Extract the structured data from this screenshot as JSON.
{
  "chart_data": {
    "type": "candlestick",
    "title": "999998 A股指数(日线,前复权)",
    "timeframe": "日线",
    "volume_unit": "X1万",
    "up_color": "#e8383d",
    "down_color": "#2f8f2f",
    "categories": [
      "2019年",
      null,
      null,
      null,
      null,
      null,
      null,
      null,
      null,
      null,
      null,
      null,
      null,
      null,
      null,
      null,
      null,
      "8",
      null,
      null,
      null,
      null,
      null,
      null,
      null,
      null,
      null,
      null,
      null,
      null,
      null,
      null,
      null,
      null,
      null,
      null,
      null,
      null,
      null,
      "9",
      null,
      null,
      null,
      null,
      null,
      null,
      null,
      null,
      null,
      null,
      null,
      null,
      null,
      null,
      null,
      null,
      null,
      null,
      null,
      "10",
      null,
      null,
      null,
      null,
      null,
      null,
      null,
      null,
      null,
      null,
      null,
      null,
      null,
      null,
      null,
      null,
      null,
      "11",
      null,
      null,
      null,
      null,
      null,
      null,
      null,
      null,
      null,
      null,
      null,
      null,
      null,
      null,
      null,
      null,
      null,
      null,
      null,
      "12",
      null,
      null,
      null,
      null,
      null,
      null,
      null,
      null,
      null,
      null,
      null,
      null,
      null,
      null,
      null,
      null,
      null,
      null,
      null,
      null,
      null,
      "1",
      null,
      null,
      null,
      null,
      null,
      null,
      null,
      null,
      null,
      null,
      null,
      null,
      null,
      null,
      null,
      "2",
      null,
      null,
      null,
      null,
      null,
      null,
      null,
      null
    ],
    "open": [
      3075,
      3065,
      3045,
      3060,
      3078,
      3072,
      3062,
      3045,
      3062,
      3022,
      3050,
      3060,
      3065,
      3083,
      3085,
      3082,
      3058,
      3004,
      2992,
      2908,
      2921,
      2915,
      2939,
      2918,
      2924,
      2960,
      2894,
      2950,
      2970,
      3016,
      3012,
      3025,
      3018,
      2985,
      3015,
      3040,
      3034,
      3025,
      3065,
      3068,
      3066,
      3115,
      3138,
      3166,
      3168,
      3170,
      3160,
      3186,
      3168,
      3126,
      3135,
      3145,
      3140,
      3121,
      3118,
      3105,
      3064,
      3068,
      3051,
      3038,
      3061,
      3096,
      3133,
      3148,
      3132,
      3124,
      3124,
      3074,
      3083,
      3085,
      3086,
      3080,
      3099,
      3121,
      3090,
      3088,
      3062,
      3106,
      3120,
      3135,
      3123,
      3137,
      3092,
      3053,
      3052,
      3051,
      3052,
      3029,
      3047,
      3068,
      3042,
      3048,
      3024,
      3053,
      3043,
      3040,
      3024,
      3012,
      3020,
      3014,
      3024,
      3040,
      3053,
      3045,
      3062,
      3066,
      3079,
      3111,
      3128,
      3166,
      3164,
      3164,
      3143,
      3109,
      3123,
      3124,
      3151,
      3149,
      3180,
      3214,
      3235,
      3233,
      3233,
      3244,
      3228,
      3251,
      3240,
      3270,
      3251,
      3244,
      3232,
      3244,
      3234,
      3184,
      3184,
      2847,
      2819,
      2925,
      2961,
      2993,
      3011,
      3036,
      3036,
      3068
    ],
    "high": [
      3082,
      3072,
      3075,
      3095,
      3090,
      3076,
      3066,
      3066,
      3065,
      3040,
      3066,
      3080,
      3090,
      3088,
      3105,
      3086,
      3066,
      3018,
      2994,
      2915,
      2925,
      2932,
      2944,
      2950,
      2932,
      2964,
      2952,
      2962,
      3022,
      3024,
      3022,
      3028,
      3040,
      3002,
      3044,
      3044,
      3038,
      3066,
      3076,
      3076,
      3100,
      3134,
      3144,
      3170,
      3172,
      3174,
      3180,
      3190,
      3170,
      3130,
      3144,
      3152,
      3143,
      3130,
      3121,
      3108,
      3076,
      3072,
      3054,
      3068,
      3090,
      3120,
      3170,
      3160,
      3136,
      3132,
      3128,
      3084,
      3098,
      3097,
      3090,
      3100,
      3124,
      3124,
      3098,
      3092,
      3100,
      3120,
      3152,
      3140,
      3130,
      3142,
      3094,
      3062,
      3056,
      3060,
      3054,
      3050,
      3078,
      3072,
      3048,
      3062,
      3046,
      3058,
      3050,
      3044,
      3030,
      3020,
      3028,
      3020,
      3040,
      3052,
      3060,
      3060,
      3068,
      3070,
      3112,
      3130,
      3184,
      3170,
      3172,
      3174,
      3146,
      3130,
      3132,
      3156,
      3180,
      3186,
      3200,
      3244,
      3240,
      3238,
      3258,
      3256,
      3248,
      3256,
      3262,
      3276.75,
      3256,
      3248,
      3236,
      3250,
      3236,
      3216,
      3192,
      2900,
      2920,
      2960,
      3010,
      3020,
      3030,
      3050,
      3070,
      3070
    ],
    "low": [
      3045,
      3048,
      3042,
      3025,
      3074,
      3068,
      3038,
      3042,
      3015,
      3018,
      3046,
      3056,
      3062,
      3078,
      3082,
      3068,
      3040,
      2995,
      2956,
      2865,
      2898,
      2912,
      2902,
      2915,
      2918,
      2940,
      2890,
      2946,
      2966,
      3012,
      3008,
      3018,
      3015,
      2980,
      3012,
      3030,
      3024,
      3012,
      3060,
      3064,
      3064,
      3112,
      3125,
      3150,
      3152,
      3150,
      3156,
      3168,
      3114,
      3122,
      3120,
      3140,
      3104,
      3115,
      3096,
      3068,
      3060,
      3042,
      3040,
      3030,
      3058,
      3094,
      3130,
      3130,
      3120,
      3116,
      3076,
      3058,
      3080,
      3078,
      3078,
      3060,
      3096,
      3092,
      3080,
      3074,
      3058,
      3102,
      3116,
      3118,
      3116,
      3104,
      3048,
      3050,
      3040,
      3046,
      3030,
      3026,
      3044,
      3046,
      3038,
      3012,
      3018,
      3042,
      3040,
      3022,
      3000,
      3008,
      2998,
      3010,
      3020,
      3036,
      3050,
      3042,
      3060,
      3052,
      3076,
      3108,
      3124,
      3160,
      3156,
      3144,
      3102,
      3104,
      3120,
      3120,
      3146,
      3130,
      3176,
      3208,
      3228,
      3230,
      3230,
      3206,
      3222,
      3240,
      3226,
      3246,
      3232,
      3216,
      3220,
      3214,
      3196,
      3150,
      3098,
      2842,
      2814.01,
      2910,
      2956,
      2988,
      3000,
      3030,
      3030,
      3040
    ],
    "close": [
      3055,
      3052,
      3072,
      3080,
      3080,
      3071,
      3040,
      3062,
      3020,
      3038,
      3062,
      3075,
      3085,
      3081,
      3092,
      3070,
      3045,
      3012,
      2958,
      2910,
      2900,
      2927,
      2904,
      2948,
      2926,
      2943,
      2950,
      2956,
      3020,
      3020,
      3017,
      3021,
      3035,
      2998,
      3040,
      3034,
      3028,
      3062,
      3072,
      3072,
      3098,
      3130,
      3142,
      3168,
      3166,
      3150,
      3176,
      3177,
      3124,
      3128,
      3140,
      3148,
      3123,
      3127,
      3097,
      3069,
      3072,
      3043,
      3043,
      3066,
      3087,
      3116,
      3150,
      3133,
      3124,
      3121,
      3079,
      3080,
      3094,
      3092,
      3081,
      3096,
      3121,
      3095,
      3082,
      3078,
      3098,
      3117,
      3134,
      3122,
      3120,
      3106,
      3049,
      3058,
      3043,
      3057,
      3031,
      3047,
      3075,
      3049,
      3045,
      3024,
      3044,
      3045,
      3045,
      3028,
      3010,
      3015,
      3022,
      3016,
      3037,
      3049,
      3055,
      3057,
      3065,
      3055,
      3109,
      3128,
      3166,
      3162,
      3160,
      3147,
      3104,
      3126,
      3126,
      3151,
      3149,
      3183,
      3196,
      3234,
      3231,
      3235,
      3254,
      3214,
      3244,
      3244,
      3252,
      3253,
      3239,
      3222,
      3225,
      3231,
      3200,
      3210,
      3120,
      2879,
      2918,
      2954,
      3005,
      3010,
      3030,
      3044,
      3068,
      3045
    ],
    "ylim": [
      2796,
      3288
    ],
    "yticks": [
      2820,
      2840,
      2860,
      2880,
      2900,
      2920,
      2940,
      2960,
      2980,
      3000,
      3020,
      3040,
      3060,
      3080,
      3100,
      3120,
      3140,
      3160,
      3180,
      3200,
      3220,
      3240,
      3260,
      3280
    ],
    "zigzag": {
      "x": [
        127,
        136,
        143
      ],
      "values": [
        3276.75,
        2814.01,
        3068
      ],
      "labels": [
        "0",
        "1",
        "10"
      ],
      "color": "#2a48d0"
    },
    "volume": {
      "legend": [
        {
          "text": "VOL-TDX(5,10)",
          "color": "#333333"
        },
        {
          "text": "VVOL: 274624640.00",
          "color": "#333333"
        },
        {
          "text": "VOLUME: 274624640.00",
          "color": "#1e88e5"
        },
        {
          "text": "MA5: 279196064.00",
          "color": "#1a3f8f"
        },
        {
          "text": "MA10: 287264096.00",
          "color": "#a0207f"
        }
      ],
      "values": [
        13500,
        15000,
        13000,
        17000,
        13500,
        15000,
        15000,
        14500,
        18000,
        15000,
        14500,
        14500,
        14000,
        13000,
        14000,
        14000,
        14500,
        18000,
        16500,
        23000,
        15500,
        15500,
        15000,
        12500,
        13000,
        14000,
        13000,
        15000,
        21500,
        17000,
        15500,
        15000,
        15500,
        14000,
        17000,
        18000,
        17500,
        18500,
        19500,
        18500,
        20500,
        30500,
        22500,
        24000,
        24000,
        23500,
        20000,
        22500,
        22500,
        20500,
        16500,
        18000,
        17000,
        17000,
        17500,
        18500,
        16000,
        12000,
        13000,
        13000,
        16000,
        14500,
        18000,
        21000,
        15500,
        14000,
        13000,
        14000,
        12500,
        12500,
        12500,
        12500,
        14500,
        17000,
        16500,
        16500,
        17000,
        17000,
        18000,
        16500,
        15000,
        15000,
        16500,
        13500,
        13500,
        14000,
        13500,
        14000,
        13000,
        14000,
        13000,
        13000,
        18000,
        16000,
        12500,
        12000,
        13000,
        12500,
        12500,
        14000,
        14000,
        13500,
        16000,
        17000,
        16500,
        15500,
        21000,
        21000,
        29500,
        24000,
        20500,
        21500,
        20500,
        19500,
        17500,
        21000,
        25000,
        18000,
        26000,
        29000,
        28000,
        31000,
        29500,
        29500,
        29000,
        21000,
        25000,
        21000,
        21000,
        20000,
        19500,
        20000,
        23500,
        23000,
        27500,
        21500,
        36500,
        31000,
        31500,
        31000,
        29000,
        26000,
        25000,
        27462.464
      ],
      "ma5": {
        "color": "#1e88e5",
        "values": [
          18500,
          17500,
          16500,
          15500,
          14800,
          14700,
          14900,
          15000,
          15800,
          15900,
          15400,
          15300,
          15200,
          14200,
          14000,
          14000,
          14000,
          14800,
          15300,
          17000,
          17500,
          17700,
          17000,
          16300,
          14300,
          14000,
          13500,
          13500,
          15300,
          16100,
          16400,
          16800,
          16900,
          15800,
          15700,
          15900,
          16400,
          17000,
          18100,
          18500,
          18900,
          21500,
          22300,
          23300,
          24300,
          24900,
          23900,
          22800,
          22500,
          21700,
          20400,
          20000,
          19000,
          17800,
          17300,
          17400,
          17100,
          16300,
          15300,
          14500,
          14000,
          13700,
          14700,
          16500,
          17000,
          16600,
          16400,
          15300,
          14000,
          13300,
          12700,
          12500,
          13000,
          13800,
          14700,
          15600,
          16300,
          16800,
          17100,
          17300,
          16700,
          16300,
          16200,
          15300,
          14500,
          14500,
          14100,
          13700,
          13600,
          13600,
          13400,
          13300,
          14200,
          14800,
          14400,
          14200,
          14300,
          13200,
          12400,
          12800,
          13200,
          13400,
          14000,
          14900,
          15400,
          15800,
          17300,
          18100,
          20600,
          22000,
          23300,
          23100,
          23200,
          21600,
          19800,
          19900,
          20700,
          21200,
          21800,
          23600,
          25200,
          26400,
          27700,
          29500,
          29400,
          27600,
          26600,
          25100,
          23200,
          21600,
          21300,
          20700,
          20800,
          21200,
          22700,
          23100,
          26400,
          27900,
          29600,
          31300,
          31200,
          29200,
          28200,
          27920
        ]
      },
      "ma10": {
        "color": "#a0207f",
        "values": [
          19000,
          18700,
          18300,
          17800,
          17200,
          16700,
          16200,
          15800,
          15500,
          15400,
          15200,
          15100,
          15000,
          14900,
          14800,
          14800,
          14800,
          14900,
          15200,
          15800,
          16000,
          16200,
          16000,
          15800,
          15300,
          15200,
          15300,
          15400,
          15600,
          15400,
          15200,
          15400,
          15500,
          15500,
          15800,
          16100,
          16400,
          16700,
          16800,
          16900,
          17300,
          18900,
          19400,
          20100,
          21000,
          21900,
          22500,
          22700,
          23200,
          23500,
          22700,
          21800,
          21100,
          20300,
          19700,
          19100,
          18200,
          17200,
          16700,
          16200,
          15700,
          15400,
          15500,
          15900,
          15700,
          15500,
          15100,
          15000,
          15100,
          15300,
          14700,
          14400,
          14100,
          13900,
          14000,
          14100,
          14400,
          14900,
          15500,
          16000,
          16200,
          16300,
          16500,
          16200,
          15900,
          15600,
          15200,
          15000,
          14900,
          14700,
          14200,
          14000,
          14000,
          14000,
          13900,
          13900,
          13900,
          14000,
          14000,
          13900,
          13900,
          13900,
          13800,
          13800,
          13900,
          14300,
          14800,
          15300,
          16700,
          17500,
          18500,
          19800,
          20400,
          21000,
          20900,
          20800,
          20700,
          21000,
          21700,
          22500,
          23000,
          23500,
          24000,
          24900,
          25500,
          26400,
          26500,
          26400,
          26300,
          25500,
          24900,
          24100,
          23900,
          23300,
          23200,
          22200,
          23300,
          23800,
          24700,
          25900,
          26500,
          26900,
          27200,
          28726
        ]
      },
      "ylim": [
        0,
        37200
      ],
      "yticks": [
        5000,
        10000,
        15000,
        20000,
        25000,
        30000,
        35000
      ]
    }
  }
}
--
EXERCISE DESCRIPTION: Look through the entries above; copy every line holding the string "text".

SOLUTION FOR THIS EXERCISE:
          "text": "VOL-TDX(5,10)",
          "text": "VVOL: 274624640.00",
          "text": "VOLUME: 274624640.00",
          "text": "MA5: 279196064.00",
          "text": "MA10: 287264096.00",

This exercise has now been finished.